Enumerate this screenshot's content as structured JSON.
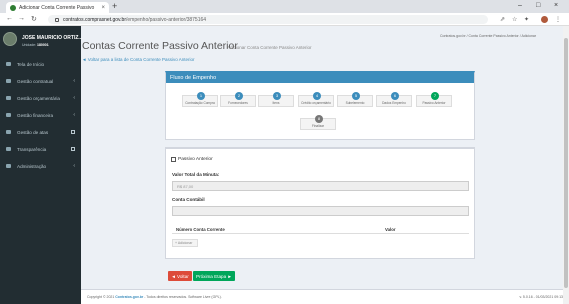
{
  "browser": {
    "tab_title": "Adicionar Conta Corrente Passivo",
    "url_host": "contratos.comprasnet.gov.br",
    "url_path": "/empenho/passivo-anterior/3875164"
  },
  "sidebar": {
    "user_name": "JOSE MAURICIO ORTIZ...",
    "user_role_label": "Unidade:",
    "user_role_value": "180001",
    "items": [
      {
        "label": "Tela de Início",
        "icon": "home-icon",
        "chevron": false,
        "external": false
      },
      {
        "label": "Gestão contratual",
        "icon": "folder-icon",
        "chevron": true,
        "external": false
      },
      {
        "label": "Gestão orçamentária",
        "icon": "money-icon",
        "chevron": true,
        "external": false
      },
      {
        "label": "Gestão financeira",
        "icon": "money-icon",
        "chevron": true,
        "external": false
      },
      {
        "label": "Gestão de atas",
        "icon": "list-icon",
        "chevron": false,
        "external": true
      },
      {
        "label": "Transparência",
        "icon": "eye-icon",
        "chevron": false,
        "external": true
      },
      {
        "label": "Administração",
        "icon": "cog-icon",
        "chevron": true,
        "external": false
      }
    ]
  },
  "page": {
    "title": "Contas Corrente Passivo Anterior",
    "subtitle": "Adicionar Conta Corrente Passivo Anterior",
    "breadcrumb": "Contratos.gov.br  /  Conta Corrente Passivo Anterior  /  Adicionar",
    "back_link": "◄ Voltar para a lista de Conta Corrente Passivo Anterior"
  },
  "flow": {
    "title": "Fluxo de Empenho",
    "steps": [
      {
        "num": "1",
        "label": "Contratação Compra",
        "status": "done"
      },
      {
        "num": "2",
        "label": "Fornecedores",
        "status": "done"
      },
      {
        "num": "3",
        "label": "Itens",
        "status": "done"
      },
      {
        "num": "4",
        "label": "Crédito orçamentário",
        "status": "done"
      },
      {
        "num": "5",
        "label": "Subelemento",
        "status": "done"
      },
      {
        "num": "6",
        "label": "Dados Empenho",
        "status": "done"
      },
      {
        "num": "7",
        "label": "Passivo Anterior",
        "status": "active"
      },
      {
        "num": "8",
        "label": "Finalizar",
        "status": "pending"
      }
    ]
  },
  "form": {
    "checkbox_label": "Passivo Anterior",
    "valor_label": "Valor Total da Minuta:",
    "valor_value": "R$ 87,00",
    "conta_label": "Conta Contábil",
    "conta_value": "",
    "col_numero": "Número Conta Corrente",
    "col_valor": "Valor",
    "add_button": "+ Adicionar",
    "back_button": "◄ Voltar",
    "next_button": "Próxima Etapa ►"
  },
  "footer": {
    "left_prefix": "Copyright © 2021",
    "left_link": "Contratos.gov.br",
    "left_suffix": " - Todos direitos reservados. Software Livre (GPL).",
    "right": "v. 5.0.16 - 01/03/2021 09:13"
  },
  "colors": {
    "primary": "#3c8dbc",
    "success": "#00a65a",
    "danger": "#dd4b39",
    "sidebar": "#222d32"
  }
}
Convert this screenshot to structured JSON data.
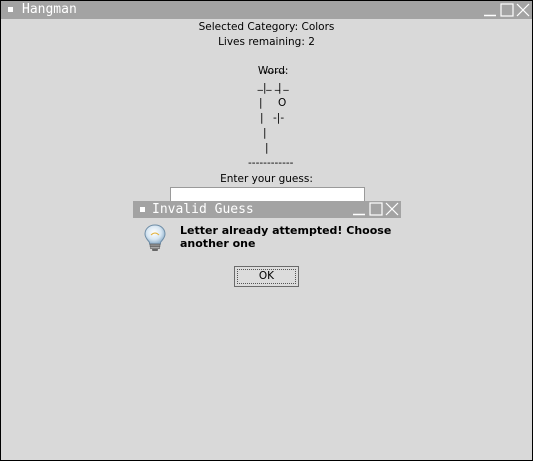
{
  "window": {
    "title": "Hangman",
    "controls": [
      "minimize-icon",
      "maximize-icon",
      "close-icon"
    ]
  },
  "game": {
    "category_text": "Selected Category: Colors",
    "lives_text": "Lives remaining: 2",
    "word_label": "Word:",
    "word_blanks": "_ _ _ _",
    "gallows": {
      "top_bar": "------",
      "row1_left": "|",
      "row1_right": "|",
      "row2_left": "|",
      "row2_right": "O",
      "row3_left": "|",
      "row3_right": "-|-",
      "row4": "|",
      "row5": "|",
      "base": "------------"
    },
    "guess_prompt": "Enter your guess:",
    "guess_value": ""
  },
  "dialog": {
    "title": "Invalid Guess",
    "message": "Letter already attempted! Choose another one",
    "icon": "lightbulb-icon",
    "ok_label": "OK"
  }
}
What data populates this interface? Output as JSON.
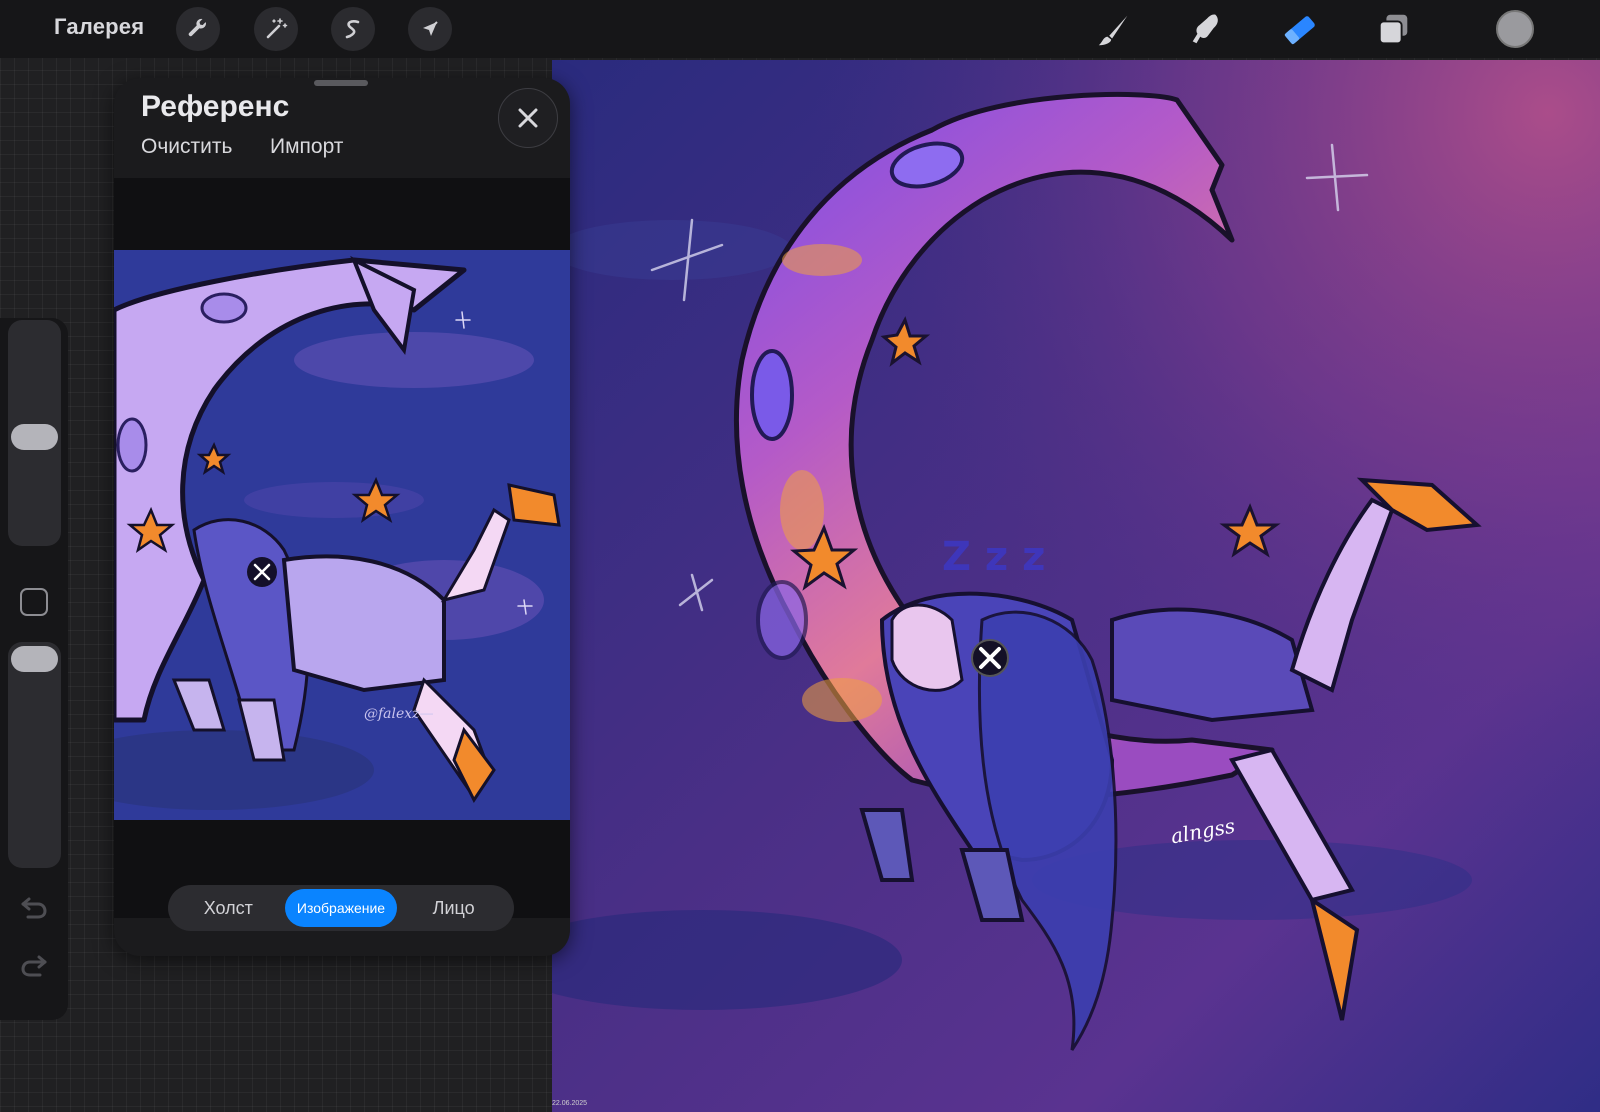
{
  "toolbar": {
    "gallery_label": "Галерея",
    "left_tools": [
      {
        "name": "actions",
        "icon": "wrench-icon"
      },
      {
        "name": "adjustments",
        "icon": "magic-wand-icon"
      },
      {
        "name": "selection",
        "icon": "selection-s-icon"
      },
      {
        "name": "transform",
        "icon": "arrow-cursor-icon"
      }
    ],
    "right_tools": [
      {
        "name": "brush",
        "icon": "brush-icon",
        "active": false
      },
      {
        "name": "smudge",
        "icon": "smudge-icon",
        "active": false
      },
      {
        "name": "eraser",
        "icon": "eraser-icon",
        "active": true
      },
      {
        "name": "layers",
        "icon": "layers-icon",
        "active": false
      }
    ],
    "current_color": "#9a9a9e",
    "active_tool_color": "#2a86ff"
  },
  "sidebar": {
    "brush_size_level": 0.48,
    "opacity_level": 0.0
  },
  "reference": {
    "title": "Референс",
    "clear_label": "Очистить",
    "import_label": "Импорт",
    "image_signature": "@falexz—",
    "tabs": [
      {
        "label": "Холст",
        "active": false
      },
      {
        "label": "Изображение",
        "active": true
      },
      {
        "label": "Лицо",
        "active": false
      }
    ]
  },
  "canvas": {
    "date_stamp": "22.06.2025",
    "signature": "alngss"
  }
}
-.-.-
> **Given request**: Copy the records above exactly. The pictures are not part of the copy.

> **Response to this exercise**:
Enumerate this screenshot's content as structured JSON.
{
  "browser": {
    "tab_title": "Adicionar Conta Corrente Passivo",
    "url_host": "contratos.comprasnet.gov.br",
    "url_path": "/empenho/passivo-anterior/3875164"
  },
  "sidebar": {
    "user_name": "JOSE MAURICIO ORTIZ...",
    "user_role_label": "Unidade:",
    "user_role_value": "180001",
    "items": [
      {
        "label": "Tela de Início",
        "icon": "home-icon",
        "chevron": false,
        "external": false
      },
      {
        "label": "Gestão contratual",
        "icon": "folder-icon",
        "chevron": true,
        "external": false
      },
      {
        "label": "Gestão orçamentária",
        "icon": "money-icon",
        "chevron": true,
        "external": false
      },
      {
        "label": "Gestão financeira",
        "icon": "money-icon",
        "chevron": true,
        "external": false
      },
      {
        "label": "Gestão de atas",
        "icon": "list-icon",
        "chevron": false,
        "external": true
      },
      {
        "label": "Transparência",
        "icon": "eye-icon",
        "chevron": false,
        "external": true
      },
      {
        "label": "Administração",
        "icon": "cog-icon",
        "chevron": true,
        "external": false
      }
    ]
  },
  "page": {
    "title": "Contas Corrente Passivo Anterior",
    "subtitle": "Adicionar Conta Corrente Passivo Anterior",
    "breadcrumb": "Contratos.gov.br  /  Conta Corrente Passivo Anterior  /  Adicionar",
    "back_link": "◄ Voltar para a lista de Conta Corrente Passivo Anterior"
  },
  "flow": {
    "title": "Fluxo de Empenho",
    "steps": [
      {
        "num": "1",
        "label": "Contratação Compra",
        "status": "done"
      },
      {
        "num": "2",
        "label": "Fornecedores",
        "status": "done"
      },
      {
        "num": "3",
        "label": "Itens",
        "status": "done"
      },
      {
        "num": "4",
        "label": "Crédito orçamentário",
        "status": "done"
      },
      {
        "num": "5",
        "label": "Subelemento",
        "status": "done"
      },
      {
        "num": "6",
        "label": "Dados Empenho",
        "status": "done"
      },
      {
        "num": "7",
        "label": "Passivo Anterior",
        "status": "active"
      },
      {
        "num": "8",
        "label": "Finalizar",
        "status": "pending"
      }
    ]
  },
  "form": {
    "checkbox_label": "Passivo Anterior",
    "valor_label": "Valor Total da Minuta:",
    "valor_value": "R$ 87,00",
    "conta_label": "Conta Contábil",
    "conta_value": "",
    "col_numero": "Número Conta Corrente",
    "col_valor": "Valor",
    "add_button": "+ Adicionar",
    "back_button": "◄ Voltar",
    "next_button": "Próxima Etapa ►"
  },
  "footer": {
    "left_prefix": "Copyright © 2021",
    "left_link": "Contratos.gov.br",
    "left_suffix": " - Todos direitos reservados. Software Livre (GPL).",
    "right": "v. 5.0.16 - 01/03/2021 09:13"
  },
  "colors": {
    "primary": "#3c8dbc",
    "success": "#00a65a",
    "danger": "#dd4b39",
    "sidebar": "#222d32"
  }
}
Convert this screenshot to structured JSON data.
{
  "window": {
    "title": "Hangman",
    "controls": [
      "minimize-icon",
      "maximize-icon",
      "close-icon"
    ]
  },
  "game": {
    "category_text": "Selected Category: Colors",
    "lives_text": "Lives remaining: 2",
    "word_label": "Word:",
    "word_blanks": "_ _ _ _",
    "gallows": {
      "top_bar": "------",
      "row1_left": "|",
      "row1_right": "|",
      "row2_left": "|",
      "row2_right": "O",
      "row3_left": "|",
      "row3_right": "-|-",
      "row4": "|",
      "row5": "|",
      "base": "------------"
    },
    "guess_prompt": "Enter your guess:",
    "guess_value": ""
  },
  "dialog": {
    "title": "Invalid Guess",
    "message": "Letter already attempted! Choose another one",
    "icon": "lightbulb-icon",
    "ok_label": "OK"
  }
}
What data populates this interface? Output as JSON.
{
  "toolbar": {
    "gallery_label": "Галерея",
    "left_tools": [
      {
        "name": "actions",
        "icon": "wrench-icon"
      },
      {
        "name": "adjustments",
        "icon": "magic-wand-icon"
      },
      {
        "name": "selection",
        "icon": "selection-s-icon"
      },
      {
        "name": "transform",
        "icon": "arrow-cursor-icon"
      }
    ],
    "right_tools": [
      {
        "name": "brush",
        "icon": "brush-icon",
        "active": false
      },
      {
        "name": "smudge",
        "icon": "smudge-icon",
        "active": false
      },
      {
        "name": "eraser",
        "icon": "eraser-icon",
        "active": true
      },
      {
        "name": "layers",
        "icon": "layers-icon",
        "active": false
      }
    ],
    "current_color": "#9a9a9e",
    "active_tool_color": "#2a86ff"
  },
  "sidebar": {
    "brush_size_level": 0.48,
    "opacity_level": 0.0
  },
  "reference": {
    "title": "Референс",
    "clear_label": "Очистить",
    "import_label": "Импорт",
    "image_signature": "@falexz—",
    "tabs": [
      {
        "label": "Холст",
        "active": false
      },
      {
        "label": "Изображение",
        "active": true
      },
      {
        "label": "Лицо",
        "active": false
      }
    ]
  },
  "canvas": {
    "date_stamp": "22.06.2025",
    "signature": "alngss"
  }
}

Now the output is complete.